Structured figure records
..............................
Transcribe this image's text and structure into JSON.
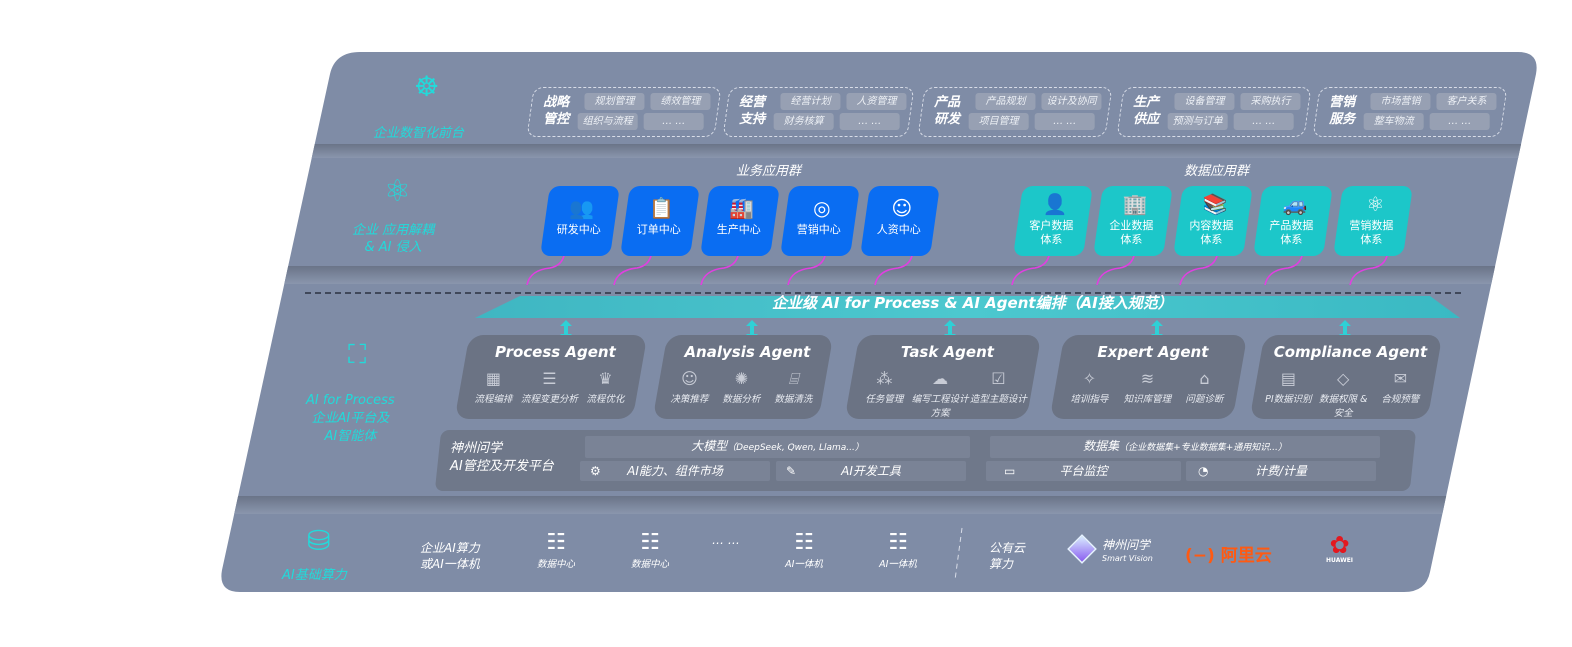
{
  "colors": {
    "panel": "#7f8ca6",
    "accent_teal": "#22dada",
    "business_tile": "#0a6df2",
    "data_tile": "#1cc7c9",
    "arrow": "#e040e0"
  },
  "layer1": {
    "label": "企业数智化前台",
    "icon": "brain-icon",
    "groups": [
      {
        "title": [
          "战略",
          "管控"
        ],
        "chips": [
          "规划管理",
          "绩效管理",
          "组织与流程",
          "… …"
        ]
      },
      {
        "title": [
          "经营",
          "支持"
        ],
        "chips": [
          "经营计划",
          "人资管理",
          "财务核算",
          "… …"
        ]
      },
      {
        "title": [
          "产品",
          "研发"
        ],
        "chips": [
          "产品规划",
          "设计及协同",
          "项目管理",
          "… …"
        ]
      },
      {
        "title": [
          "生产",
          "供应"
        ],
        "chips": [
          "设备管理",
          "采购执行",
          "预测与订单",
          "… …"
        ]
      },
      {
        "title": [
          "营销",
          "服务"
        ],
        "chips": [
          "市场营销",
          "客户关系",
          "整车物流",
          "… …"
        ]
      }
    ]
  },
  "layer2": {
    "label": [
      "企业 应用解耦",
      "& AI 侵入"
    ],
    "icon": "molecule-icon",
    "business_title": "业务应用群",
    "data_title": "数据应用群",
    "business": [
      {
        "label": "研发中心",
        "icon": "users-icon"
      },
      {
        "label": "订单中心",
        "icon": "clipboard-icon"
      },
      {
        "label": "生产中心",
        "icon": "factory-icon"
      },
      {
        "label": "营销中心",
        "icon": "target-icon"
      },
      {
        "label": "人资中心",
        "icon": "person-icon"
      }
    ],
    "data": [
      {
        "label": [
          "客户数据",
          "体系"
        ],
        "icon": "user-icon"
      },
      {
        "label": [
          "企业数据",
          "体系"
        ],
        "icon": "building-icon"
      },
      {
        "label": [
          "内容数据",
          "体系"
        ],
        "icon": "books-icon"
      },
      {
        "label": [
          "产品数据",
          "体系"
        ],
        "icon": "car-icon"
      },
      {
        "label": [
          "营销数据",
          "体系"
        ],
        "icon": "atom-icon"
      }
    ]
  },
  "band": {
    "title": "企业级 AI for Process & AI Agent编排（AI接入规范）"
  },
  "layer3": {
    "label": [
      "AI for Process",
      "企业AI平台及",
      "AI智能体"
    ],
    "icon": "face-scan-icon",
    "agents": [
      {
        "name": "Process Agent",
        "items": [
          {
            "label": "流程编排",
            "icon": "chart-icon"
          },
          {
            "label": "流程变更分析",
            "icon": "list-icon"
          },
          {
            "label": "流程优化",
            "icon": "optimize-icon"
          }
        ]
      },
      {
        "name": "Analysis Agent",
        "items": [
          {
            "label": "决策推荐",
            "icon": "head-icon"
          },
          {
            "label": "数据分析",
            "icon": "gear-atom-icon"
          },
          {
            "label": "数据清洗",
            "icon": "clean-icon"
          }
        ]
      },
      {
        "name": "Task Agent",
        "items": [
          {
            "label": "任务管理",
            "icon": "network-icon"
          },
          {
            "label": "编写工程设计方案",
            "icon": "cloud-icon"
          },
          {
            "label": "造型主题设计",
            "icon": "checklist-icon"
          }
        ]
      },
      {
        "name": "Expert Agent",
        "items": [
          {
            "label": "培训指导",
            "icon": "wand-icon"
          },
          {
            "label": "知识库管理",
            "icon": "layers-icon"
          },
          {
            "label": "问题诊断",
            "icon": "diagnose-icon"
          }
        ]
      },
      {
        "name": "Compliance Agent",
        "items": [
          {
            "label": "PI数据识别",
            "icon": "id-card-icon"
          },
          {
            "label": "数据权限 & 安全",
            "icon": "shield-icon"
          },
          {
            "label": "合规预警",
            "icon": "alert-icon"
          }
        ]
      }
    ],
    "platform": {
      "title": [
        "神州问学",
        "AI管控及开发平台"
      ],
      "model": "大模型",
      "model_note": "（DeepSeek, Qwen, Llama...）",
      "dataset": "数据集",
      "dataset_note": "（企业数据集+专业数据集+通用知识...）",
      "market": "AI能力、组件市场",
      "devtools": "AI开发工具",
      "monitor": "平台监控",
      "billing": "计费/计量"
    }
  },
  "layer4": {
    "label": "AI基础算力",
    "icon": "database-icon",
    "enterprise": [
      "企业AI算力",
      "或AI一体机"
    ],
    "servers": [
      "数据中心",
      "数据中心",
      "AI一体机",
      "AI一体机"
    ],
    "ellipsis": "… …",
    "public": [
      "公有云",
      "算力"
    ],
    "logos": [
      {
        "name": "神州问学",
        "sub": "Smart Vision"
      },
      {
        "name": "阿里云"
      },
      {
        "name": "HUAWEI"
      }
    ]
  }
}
..............................
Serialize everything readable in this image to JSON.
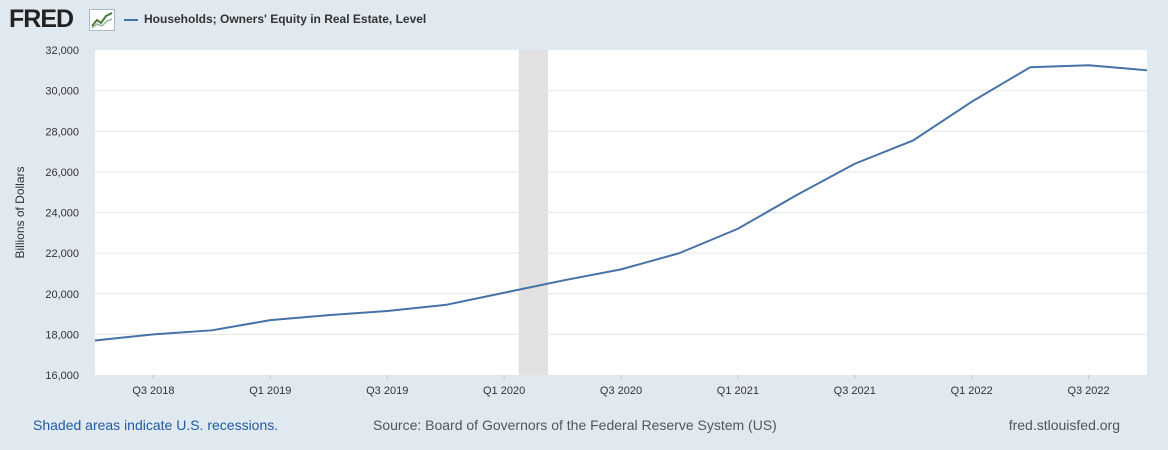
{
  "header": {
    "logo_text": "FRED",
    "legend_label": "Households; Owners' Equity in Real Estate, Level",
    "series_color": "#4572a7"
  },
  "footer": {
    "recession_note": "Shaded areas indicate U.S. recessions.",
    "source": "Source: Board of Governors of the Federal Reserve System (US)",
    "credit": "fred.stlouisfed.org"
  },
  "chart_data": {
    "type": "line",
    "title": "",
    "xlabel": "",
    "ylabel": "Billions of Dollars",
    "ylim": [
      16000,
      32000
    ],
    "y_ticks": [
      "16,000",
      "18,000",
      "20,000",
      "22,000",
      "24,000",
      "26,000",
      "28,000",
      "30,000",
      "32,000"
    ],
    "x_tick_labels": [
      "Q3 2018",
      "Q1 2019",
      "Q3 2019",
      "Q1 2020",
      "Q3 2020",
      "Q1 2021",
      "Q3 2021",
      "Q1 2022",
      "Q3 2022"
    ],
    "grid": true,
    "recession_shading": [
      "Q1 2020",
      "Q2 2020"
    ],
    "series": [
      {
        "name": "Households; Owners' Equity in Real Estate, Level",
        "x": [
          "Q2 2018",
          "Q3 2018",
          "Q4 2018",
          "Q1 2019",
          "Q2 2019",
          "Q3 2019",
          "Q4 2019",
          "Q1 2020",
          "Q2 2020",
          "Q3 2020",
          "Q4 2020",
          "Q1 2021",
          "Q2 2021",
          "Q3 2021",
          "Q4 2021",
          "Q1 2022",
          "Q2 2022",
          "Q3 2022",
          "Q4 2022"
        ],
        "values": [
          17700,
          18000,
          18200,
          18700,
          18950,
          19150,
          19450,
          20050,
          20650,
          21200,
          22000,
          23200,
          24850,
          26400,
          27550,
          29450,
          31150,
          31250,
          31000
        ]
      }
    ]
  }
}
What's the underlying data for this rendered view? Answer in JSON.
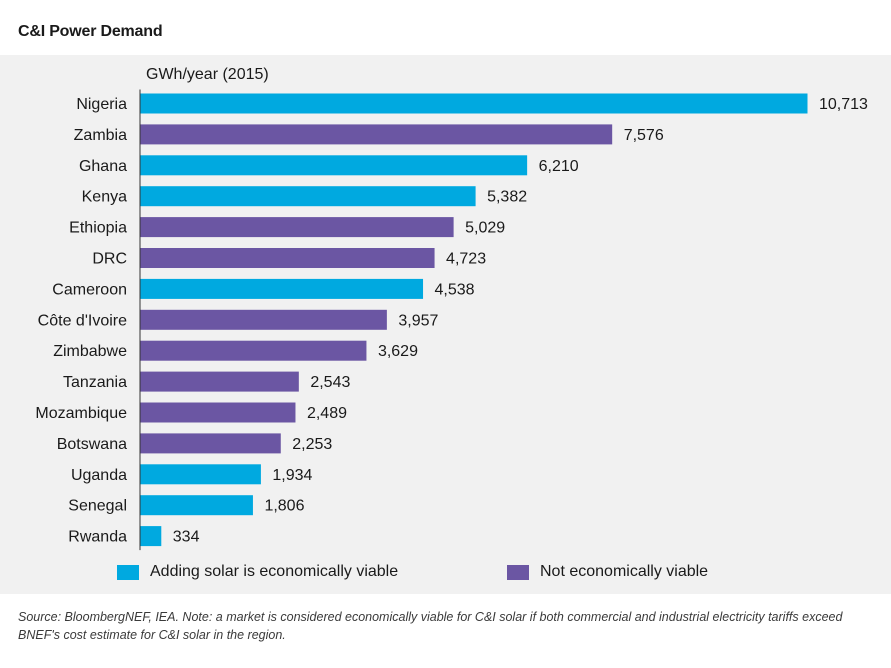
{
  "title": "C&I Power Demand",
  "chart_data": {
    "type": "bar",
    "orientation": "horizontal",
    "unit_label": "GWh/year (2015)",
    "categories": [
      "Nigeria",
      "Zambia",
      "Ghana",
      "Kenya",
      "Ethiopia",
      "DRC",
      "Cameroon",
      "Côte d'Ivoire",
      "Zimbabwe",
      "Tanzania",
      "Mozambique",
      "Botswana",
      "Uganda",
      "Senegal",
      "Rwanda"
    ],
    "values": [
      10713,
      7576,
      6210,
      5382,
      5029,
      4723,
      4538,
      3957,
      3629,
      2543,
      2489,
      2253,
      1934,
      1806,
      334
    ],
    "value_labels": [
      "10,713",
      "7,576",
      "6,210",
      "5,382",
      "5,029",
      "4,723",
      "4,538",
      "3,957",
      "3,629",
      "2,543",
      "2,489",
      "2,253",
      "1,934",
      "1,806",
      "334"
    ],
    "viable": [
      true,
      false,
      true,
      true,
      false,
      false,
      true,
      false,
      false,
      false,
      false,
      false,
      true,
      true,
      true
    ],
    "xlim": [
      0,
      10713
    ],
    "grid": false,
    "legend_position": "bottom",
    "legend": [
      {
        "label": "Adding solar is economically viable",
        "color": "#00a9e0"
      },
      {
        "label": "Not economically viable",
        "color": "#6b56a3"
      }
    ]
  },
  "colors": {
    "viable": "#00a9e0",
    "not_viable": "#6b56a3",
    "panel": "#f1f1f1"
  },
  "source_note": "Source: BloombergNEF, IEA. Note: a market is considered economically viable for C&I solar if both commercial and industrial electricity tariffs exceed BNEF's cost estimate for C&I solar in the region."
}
..............................
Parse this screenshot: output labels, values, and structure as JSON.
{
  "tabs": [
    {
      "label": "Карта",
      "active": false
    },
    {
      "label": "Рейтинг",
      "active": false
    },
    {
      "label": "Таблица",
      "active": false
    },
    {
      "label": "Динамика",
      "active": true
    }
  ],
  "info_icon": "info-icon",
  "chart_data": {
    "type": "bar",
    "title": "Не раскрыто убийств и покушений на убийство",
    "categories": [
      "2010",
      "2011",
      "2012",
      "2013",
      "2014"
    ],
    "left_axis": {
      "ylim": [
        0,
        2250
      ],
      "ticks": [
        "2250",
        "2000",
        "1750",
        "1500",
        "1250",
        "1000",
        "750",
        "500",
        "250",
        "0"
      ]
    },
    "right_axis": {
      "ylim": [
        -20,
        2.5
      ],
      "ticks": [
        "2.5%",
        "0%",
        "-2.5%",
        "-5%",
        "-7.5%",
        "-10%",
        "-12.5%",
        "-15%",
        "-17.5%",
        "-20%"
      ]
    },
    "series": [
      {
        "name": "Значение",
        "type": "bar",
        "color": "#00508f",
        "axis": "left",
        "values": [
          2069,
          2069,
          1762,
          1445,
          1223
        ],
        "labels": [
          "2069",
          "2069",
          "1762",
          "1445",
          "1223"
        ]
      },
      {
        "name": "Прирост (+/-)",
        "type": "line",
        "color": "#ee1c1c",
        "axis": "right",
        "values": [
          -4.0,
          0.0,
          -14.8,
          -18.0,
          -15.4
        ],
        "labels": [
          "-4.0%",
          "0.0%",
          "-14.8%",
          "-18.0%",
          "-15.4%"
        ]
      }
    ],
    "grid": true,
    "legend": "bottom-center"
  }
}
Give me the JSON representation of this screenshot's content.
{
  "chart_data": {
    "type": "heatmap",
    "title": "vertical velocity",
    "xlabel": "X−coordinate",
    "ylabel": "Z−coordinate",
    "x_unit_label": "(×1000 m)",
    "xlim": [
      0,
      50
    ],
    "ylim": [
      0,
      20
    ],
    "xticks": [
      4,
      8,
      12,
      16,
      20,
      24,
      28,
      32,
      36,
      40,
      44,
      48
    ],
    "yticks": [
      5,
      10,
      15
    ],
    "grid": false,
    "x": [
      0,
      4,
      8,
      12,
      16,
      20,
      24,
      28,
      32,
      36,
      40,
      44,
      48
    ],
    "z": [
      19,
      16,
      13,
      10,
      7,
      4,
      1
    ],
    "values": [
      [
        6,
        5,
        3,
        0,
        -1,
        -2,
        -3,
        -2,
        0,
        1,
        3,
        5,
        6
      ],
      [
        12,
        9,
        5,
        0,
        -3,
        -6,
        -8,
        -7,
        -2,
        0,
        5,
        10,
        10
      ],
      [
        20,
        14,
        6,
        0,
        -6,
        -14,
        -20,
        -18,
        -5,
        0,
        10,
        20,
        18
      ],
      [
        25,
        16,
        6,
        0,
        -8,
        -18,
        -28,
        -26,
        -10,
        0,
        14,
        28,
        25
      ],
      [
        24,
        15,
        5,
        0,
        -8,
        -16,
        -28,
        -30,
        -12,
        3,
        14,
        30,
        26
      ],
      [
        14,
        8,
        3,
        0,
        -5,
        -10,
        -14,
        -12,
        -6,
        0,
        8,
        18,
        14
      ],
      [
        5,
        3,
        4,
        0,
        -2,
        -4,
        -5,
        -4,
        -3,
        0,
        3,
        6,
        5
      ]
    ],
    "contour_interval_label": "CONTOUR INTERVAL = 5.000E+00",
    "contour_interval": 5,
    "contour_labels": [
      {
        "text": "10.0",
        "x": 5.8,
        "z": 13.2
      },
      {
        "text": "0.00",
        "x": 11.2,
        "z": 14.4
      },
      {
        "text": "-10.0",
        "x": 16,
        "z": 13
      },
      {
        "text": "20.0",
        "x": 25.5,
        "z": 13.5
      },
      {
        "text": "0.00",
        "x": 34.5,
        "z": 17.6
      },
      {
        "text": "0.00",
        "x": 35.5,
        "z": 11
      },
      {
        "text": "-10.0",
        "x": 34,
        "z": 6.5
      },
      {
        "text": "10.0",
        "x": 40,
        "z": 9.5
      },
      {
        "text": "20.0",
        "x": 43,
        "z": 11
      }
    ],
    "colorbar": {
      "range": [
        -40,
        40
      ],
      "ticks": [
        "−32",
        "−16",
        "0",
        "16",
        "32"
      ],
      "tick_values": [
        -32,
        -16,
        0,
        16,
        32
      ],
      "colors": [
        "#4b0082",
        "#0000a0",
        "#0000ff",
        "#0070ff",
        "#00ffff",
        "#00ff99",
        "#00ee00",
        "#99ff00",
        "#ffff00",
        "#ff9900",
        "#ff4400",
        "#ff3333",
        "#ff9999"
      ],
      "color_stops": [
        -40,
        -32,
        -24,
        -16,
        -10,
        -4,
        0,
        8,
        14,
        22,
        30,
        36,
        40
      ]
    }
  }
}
..............................
Extract each line from the listing that holds the word "this".

Correct answer:
Transcribe this image's text and structure into JSON.
Serialize everything readable in this image to JSON.
What's the underlying data for this rendered view? Answer in JSON.
Parse this screenshot: output labels, values, and structure as JSON.
Give me the JSON representation of this screenshot's content.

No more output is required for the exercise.